Omicidio Yara, Bossetti deve restare in carcere: la decisione della Corte

di Maria Parente

Aveva solo 13 anni, Yara Gambirasio, quando una sera di novembre, una come tante, il rientro dalla palestra si rivela fatale per la sua esistenza: della giovanissima si perdono le tracce.

Nessun avvistamento, nessuna informazione concreta che possa aiutare gli inquirenti nelle ricerche.

Nemmeno le telecamere di sorveglianza del centro sportivo risultano utili nello stabilire con certezza i movimenti della ragazza poiché tutte fuori uso.

Ipotesi, teorie, ricerche senza sosta che chiudono i cerchio delle indagini individuando l’omicida nella persona di Massimo Bossetti, muratore di Mapello, padre di tre figli, sposato con Marita Comi che tutt’ora crede e si batte per l’innocenza di suo marito.

Lei, Marita, non è sola: il pool difensivo di Bossetti, gli Avvocati Claudio Salvagni e Paolo Camporini, a cui Bossetti ha da sempre riposto la sua fiducia, hanno lavorato sodo, esaminato con accuratezza l’intera vicenda addivenendo alla più equa conclusione di avanzare richiesta per accedere ai reperti del processo ma i giudici della Corte d’Assise di Bergamo hanno negato la possibilità con il rigetto della stessa.

Senza contare che sono state inoltre respinte tutte le richieste degli avvocati formulate in vista di una possibile revisione della sentenza di condanna all’ergastolo che ora si allontana. Da quanto si è capito, i giudici d’assise hanno ritenuto che tutte le questioni sottoposte fossero già state abbondantemente chiarite durante l’interminabile dibattimento.

A proposito, per esempio della traccia 31 G20, la cosiddetta prova regina che raccoglieva il Dna di Bossetti, le parti discussero per oltre 50 udienze e di recente si è scoperto che, analizzata più volte è sostanzialmente esaurita.

Definitivo e irrevocabile il “niet” dalla Corte.

*Elenco riportato*.
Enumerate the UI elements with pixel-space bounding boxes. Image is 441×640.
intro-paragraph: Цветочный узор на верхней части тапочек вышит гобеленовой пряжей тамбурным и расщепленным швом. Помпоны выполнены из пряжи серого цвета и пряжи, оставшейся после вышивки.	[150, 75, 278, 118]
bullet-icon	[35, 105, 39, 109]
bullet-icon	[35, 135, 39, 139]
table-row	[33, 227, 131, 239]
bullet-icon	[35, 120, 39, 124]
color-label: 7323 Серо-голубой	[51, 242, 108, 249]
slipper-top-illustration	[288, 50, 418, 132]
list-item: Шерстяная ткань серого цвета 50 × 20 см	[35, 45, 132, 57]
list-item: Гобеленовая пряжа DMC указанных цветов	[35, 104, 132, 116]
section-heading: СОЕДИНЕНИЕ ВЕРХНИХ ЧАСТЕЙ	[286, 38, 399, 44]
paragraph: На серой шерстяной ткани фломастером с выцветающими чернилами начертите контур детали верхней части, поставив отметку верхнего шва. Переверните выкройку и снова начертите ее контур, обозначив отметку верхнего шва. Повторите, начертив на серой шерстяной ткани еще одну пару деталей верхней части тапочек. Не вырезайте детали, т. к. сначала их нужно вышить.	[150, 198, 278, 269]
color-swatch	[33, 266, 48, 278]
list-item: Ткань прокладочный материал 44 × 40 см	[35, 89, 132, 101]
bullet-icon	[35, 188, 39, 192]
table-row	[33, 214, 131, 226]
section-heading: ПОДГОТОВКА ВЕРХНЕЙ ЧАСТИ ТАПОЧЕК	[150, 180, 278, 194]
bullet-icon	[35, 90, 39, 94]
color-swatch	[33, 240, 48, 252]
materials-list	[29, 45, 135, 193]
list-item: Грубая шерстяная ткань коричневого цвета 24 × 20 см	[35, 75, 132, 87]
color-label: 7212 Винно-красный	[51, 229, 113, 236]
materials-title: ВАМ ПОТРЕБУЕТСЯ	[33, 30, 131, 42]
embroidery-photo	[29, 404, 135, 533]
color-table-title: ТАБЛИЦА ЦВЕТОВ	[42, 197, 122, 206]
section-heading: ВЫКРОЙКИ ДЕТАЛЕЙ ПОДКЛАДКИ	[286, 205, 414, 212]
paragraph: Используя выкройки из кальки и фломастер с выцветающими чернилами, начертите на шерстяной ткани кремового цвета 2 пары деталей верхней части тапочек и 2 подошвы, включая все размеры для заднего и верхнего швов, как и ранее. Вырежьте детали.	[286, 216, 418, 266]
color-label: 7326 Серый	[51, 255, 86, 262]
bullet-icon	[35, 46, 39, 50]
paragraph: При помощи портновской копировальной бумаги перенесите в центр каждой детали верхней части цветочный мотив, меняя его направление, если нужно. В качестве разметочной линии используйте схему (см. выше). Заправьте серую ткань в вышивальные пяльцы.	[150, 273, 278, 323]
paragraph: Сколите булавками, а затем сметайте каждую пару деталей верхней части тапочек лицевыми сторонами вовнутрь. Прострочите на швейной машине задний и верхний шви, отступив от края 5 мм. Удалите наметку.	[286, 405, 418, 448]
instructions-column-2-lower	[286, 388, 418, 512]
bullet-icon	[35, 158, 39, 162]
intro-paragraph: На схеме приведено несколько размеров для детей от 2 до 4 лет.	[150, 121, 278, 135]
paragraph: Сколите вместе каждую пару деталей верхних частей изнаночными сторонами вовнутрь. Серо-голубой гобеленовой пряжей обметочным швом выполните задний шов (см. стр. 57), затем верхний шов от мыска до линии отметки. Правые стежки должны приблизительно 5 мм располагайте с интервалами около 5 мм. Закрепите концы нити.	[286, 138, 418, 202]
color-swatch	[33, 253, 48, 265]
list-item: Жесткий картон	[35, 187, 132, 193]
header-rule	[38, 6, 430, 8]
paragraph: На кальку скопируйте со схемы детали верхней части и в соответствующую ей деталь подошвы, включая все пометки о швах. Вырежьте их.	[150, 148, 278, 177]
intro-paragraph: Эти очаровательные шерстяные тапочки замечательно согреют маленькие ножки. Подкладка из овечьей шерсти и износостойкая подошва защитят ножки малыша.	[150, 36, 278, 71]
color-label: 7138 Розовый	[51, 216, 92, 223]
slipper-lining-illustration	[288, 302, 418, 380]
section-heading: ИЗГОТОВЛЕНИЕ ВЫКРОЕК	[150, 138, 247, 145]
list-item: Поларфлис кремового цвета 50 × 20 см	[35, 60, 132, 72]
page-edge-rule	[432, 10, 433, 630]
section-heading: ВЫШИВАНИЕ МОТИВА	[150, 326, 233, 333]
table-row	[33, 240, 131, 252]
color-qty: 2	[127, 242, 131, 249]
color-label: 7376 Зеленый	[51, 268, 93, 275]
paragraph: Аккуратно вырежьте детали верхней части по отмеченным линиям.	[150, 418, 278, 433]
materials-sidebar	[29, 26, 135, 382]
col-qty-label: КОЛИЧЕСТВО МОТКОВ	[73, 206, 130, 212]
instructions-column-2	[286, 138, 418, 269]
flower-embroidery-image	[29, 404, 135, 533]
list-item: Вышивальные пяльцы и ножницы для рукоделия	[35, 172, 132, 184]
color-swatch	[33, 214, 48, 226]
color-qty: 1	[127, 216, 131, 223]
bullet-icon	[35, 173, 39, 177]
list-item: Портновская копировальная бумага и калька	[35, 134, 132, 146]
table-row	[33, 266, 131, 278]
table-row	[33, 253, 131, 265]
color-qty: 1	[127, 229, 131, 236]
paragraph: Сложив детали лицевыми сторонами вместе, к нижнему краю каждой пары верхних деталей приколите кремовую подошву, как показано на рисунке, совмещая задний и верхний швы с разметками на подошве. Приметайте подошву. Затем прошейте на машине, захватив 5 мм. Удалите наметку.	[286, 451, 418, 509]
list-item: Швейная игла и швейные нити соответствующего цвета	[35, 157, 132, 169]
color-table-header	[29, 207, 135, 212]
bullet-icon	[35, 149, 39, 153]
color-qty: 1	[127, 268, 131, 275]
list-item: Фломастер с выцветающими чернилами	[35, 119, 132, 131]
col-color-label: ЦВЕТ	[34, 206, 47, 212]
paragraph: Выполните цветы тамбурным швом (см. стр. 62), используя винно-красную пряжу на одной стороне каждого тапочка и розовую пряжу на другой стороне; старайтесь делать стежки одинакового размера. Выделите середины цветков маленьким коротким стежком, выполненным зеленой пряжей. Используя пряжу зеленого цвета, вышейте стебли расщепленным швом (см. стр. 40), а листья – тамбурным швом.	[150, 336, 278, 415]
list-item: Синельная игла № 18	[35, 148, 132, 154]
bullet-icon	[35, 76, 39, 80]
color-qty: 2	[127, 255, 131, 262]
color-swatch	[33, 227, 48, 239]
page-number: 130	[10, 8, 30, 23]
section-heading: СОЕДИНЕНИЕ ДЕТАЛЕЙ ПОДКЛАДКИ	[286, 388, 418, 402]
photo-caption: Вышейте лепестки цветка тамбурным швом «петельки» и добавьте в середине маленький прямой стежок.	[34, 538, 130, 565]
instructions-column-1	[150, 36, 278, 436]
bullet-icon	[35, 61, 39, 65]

*Consegna*. Prosegui l'articolo sull'omicidio di Yara Gambirasio a partire dalla sua ultima frase.

*Spazio risposta*.
Un epilogo che divide e sotto certi aspetti lascia sgomenti. Yara merita giustizia ed è un assunto imprescindibile ma, ostacolare il pieno esercizio del diritto di difesa dell’imputato è come uccidere la giovane per la seconda volta, di riflesso, un uomo accusato ma senza il fondamento di prove schiaccianti a suo carico rischia di trascorrere il resto della sua vita dietro le sbarre pagando, probabilmente, il prezzo di un altro.

E’ una storia amara per la famiglia Gambirasio ma lo è altrettanto per i Bossetti che vivono anni avulsi, circondati da ombre e terribili sospetti, distruggendo l’identità di una famiglia abbandonata a se stessa, che urla giustizia e rimane tutt’ora inascoltata.

Il processo mediatico, d’altro canto, ha amplificato lo spettro di un mostro, un essere disumano che nonostante padre è dipinto diabolico, tale da seviziare e uccidere una ragazza indifesa, che sarebbe potuta essere una figlia per Massimo Bossetti.

Non possiamo certamente giurare sulla sua innocenza ma nemmeno condannarlo ad una “non vita” se non fosse l’omicida: è necessario che si proceda alla revisione dei reperti per la certezza della pena inflitta o del ritorno alla vita di un uomo già ampiamente mortificato agli occhi del cielo e della terra.